Copy the lines of the material below verbatim, from the line with "portrait-illustration — [0, 0, 306, 400]" through the line with "ens-az-logo[interactable]: ensiklopediya —", including both, and output nothing else.

____

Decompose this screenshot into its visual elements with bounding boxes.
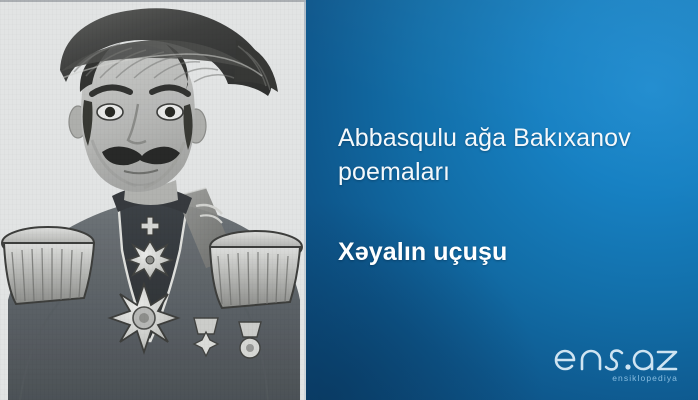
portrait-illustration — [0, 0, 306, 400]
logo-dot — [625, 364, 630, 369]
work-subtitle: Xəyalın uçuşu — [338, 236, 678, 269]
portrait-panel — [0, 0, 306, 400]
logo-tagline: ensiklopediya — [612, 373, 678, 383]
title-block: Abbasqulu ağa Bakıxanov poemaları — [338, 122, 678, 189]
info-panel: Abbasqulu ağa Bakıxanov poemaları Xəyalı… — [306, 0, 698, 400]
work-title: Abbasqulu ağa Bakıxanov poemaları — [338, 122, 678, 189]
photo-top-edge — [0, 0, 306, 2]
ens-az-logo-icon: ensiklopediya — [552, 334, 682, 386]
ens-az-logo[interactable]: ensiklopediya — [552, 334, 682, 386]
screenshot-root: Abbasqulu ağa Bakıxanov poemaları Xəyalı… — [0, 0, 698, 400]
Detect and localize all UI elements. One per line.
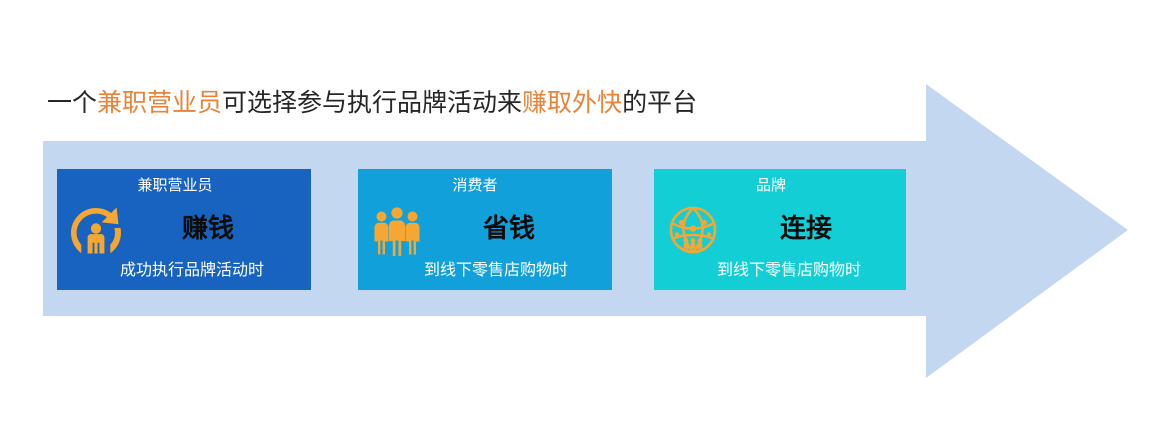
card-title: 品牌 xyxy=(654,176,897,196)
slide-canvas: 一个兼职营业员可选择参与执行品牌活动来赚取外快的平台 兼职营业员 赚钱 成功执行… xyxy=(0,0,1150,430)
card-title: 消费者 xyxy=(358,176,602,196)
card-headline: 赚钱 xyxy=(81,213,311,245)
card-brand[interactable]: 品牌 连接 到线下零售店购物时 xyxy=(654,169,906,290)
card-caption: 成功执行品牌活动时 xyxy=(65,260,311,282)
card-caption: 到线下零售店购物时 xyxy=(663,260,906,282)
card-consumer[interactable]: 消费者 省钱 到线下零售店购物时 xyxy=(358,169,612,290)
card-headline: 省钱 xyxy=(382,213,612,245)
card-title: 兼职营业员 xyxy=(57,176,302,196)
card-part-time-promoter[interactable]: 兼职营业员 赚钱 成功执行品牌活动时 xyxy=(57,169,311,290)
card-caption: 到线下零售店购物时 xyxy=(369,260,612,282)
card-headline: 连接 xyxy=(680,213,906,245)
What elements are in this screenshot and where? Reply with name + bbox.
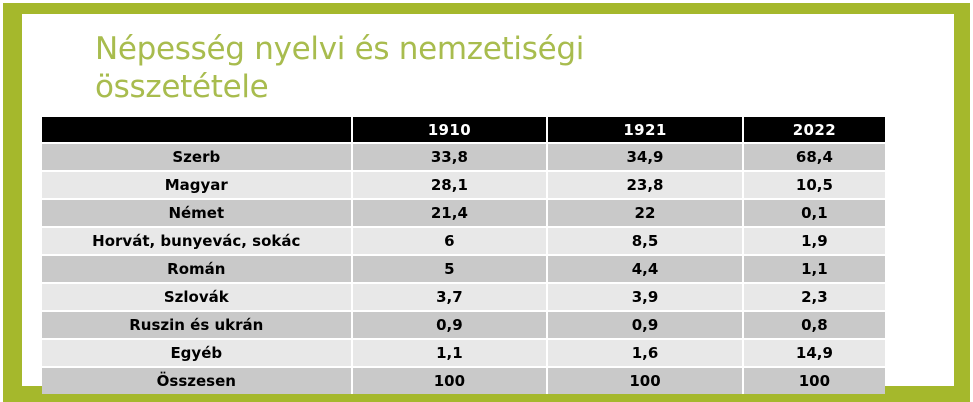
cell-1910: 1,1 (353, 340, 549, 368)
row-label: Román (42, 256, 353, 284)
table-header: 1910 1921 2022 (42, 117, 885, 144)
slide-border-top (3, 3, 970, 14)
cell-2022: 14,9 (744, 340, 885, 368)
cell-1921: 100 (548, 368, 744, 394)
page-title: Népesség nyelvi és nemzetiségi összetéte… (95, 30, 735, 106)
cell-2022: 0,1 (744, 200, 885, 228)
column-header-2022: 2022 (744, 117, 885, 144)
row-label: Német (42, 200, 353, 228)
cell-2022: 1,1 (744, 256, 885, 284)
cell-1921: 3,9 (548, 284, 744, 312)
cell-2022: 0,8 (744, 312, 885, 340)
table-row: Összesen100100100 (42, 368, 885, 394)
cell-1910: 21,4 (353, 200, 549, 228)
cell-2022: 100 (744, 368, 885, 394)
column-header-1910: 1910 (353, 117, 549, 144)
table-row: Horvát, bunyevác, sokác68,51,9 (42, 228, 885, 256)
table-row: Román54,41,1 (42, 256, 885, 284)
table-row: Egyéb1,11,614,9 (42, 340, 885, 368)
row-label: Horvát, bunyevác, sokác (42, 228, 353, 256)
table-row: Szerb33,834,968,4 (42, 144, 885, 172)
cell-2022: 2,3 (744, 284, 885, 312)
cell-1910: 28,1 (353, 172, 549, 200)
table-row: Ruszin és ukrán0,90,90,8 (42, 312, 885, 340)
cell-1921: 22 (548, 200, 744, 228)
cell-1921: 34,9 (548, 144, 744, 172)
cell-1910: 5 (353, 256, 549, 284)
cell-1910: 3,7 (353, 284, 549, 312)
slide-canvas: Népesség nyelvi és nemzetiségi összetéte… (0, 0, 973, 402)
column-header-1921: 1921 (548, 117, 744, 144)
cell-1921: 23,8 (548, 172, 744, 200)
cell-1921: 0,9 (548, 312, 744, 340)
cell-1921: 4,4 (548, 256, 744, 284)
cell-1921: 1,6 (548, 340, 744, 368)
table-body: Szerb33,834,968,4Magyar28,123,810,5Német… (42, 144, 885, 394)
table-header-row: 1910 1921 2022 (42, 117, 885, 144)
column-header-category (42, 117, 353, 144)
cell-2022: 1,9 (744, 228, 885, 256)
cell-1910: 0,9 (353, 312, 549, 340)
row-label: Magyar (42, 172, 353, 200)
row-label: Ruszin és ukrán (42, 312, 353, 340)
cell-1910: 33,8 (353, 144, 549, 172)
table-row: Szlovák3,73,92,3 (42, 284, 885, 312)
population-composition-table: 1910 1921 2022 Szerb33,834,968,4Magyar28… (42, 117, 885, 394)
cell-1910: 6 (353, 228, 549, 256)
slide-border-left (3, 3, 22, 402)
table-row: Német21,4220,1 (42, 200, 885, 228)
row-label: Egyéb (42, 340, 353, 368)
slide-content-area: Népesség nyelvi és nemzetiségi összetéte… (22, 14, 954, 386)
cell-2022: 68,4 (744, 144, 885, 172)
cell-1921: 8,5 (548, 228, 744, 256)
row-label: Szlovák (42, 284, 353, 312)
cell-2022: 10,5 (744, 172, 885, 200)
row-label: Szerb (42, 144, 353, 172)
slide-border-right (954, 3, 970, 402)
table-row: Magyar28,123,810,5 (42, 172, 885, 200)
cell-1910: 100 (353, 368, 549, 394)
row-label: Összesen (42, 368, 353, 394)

____

Expected output >>
portrait-illustration — [0, 0, 306, 400]
logo-dot — [625, 364, 630, 369]
work-subtitle: Xəyalın uçuşu — [338, 236, 678, 269]
portrait-panel — [0, 0, 306, 400]
logo-tagline: ensiklopediya — [612, 373, 678, 383]
title-block: Abbasqulu ağa Bakıxanov poemaları — [338, 122, 678, 189]
info-panel: Abbasqulu ağa Bakıxanov poemaları Xəyalı… — [306, 0, 698, 400]
work-title: Abbasqulu ağa Bakıxanov poemaları — [338, 122, 678, 189]
photo-top-edge — [0, 0, 306, 2]
ens-az-logo-icon: ensiklopediya — [552, 334, 682, 386]
ens-az-logo[interactable]: ensiklopediya — [552, 334, 682, 386]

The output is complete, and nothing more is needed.